Your task. Your job is to retype all of the data word for word, leaving every image out.

Dataset content.
***
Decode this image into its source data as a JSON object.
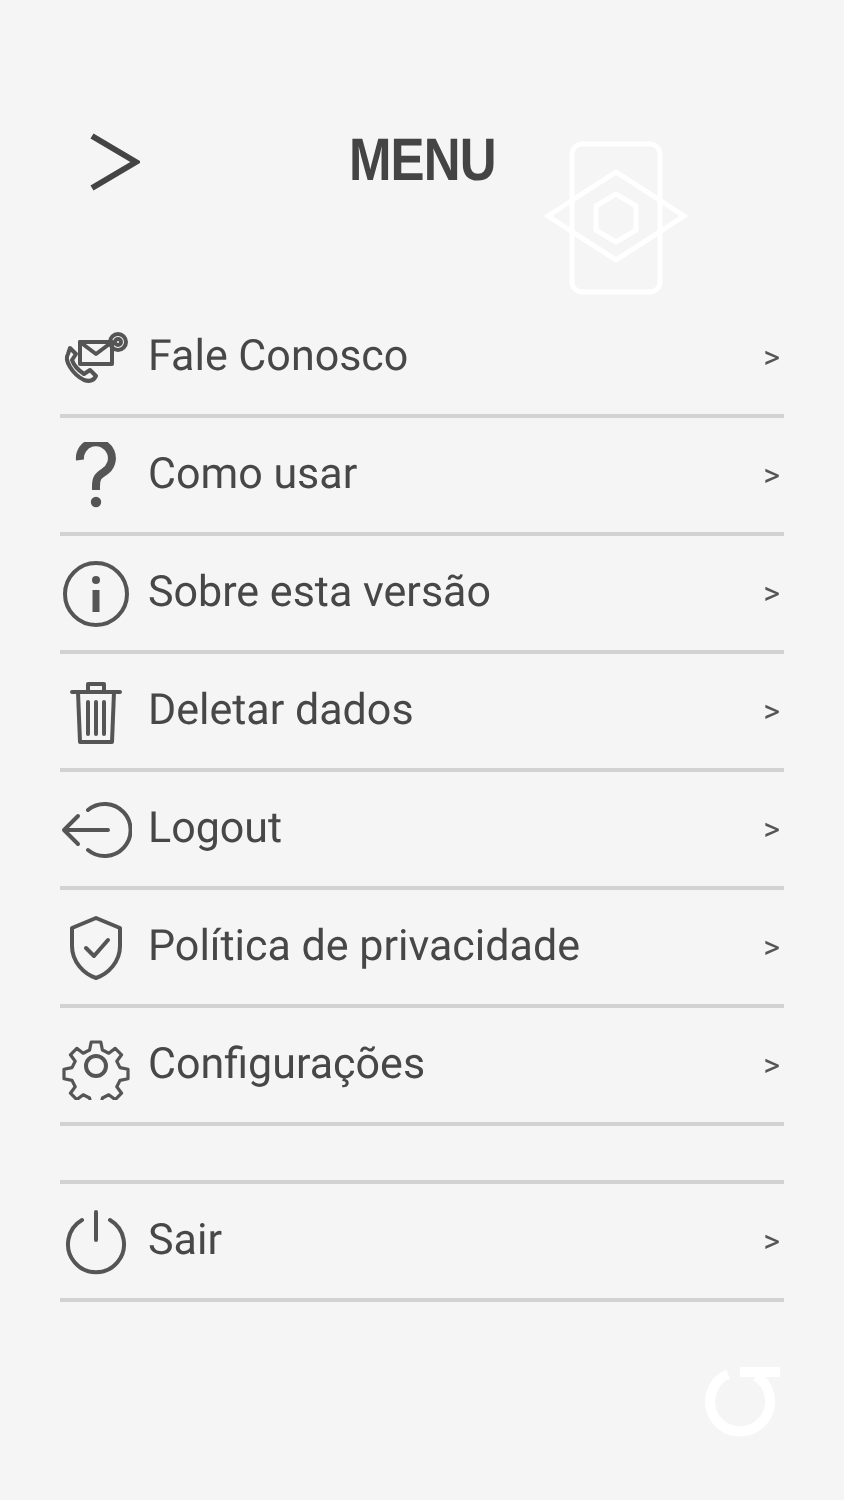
{
  "header": {
    "title": "MENU"
  },
  "items": [
    {
      "kind": "contact",
      "label": "Fale Conosco",
      "chevron": ">"
    },
    {
      "kind": "help",
      "label": "Como usar",
      "chevron": ">"
    },
    {
      "kind": "info",
      "label": "Sobre esta versão",
      "chevron": ">"
    },
    {
      "kind": "trash",
      "label": "Deletar dados",
      "chevron": ">"
    },
    {
      "kind": "logout",
      "label": "Logout",
      "chevron": ">"
    },
    {
      "kind": "shield",
      "label": "Política de privacidade",
      "chevron": ">"
    },
    {
      "kind": "gear",
      "label": "Configurações",
      "chevron": ">"
    },
    {
      "kind": "spacer"
    },
    {
      "kind": "power",
      "label": "Sair",
      "chevron": ">"
    }
  ]
}
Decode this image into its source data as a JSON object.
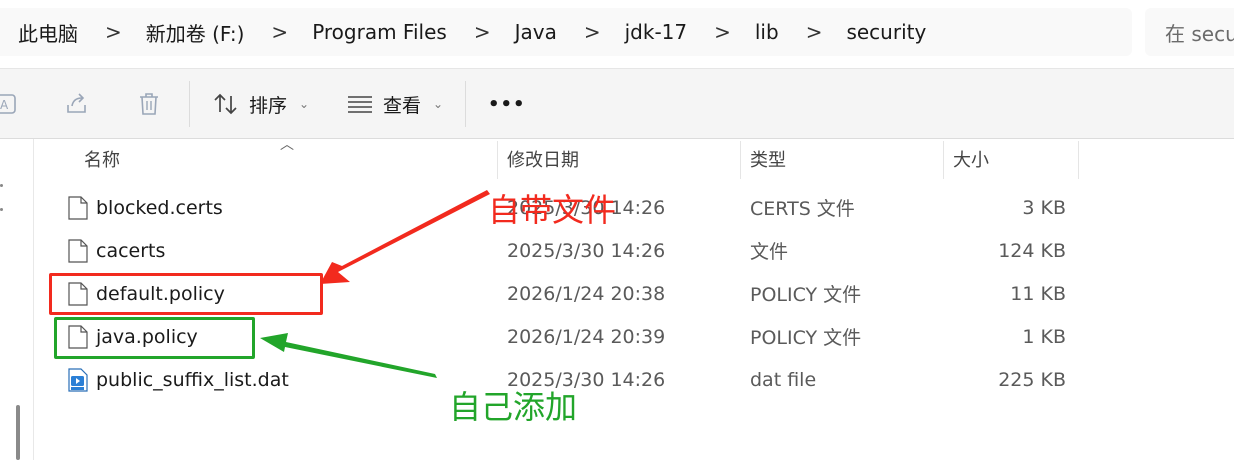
{
  "breadcrumb": [
    "此电脑",
    "新加卷 (F:)",
    "Program Files",
    "Java",
    "jdk-17",
    "lib",
    "security"
  ],
  "breadcrumb_separator": ">",
  "search": {
    "placeholder": "在 security 中搜索"
  },
  "toolbar": {
    "sort_label": "排序",
    "view_label": "查看",
    "more_label": "•••"
  },
  "columns": {
    "name": "名称",
    "date": "修改日期",
    "type": "类型",
    "size": "大小"
  },
  "files": [
    {
      "name": "blocked.certs",
      "date": "2025/3/30 14:26",
      "type": "CERTS 文件",
      "size": "3 KB",
      "icon": "document-icon"
    },
    {
      "name": "cacerts",
      "date": "2025/3/30 14:26",
      "type": "文件",
      "size": "124 KB",
      "icon": "document-icon"
    },
    {
      "name": "default.policy",
      "date": "2026/1/24 20:38",
      "type": "POLICY 文件",
      "size": "11 KB",
      "icon": "document-icon"
    },
    {
      "name": "java.policy",
      "date": "2026/1/24 20:39",
      "type": "POLICY 文件",
      "size": "1 KB",
      "icon": "document-icon"
    },
    {
      "name": "public_suffix_list.dat",
      "date": "2025/3/30 14:26",
      "type": "dat file",
      "size": "225 KB",
      "icon": "video-file-icon"
    }
  ],
  "annotations": {
    "builtin_label": "自带文件",
    "added_label": "自己添加",
    "builtin_color": "#f22a1e",
    "added_color": "#22a52a"
  }
}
***
Task answer.
Decode this image into its source data as a JSON object.
{
  "header": {
    "title": "MENU"
  },
  "items": [
    {
      "kind": "contact",
      "label": "Fale Conosco",
      "chevron": ">"
    },
    {
      "kind": "help",
      "label": "Como usar",
      "chevron": ">"
    },
    {
      "kind": "info",
      "label": "Sobre esta versão",
      "chevron": ">"
    },
    {
      "kind": "trash",
      "label": "Deletar dados",
      "chevron": ">"
    },
    {
      "kind": "logout",
      "label": "Logout",
      "chevron": ">"
    },
    {
      "kind": "shield",
      "label": "Política de privacidade",
      "chevron": ">"
    },
    {
      "kind": "gear",
      "label": "Configurações",
      "chevron": ">"
    },
    {
      "kind": "spacer"
    },
    {
      "kind": "power",
      "label": "Sair",
      "chevron": ">"
    }
  ]
}
Decode this image into its source data as a JSON object.
{
  "breadcrumb": [
    "此电脑",
    "新加卷 (F:)",
    "Program Files",
    "Java",
    "jdk-17",
    "lib",
    "security"
  ],
  "breadcrumb_separator": ">",
  "search": {
    "placeholder": "在 security 中搜索"
  },
  "toolbar": {
    "sort_label": "排序",
    "view_label": "查看",
    "more_label": "•••"
  },
  "columns": {
    "name": "名称",
    "date": "修改日期",
    "type": "类型",
    "size": "大小"
  },
  "files": [
    {
      "name": "blocked.certs",
      "date": "2025/3/30 14:26",
      "type": "CERTS 文件",
      "size": "3 KB",
      "icon": "document-icon"
    },
    {
      "name": "cacerts",
      "date": "2025/3/30 14:26",
      "type": "文件",
      "size": "124 KB",
      "icon": "document-icon"
    },
    {
      "name": "default.policy",
      "date": "2026/1/24 20:38",
      "type": "POLICY 文件",
      "size": "11 KB",
      "icon": "document-icon"
    },
    {
      "name": "java.policy",
      "date": "2026/1/24 20:39",
      "type": "POLICY 文件",
      "size": "1 KB",
      "icon": "document-icon"
    },
    {
      "name": "public_suffix_list.dat",
      "date": "2025/3/30 14:26",
      "type": "dat file",
      "size": "225 KB",
      "icon": "video-file-icon"
    }
  ],
  "annotations": {
    "builtin_label": "自带文件",
    "added_label": "自己添加",
    "builtin_color": "#f22a1e",
    "added_color": "#22a52a"
  }
}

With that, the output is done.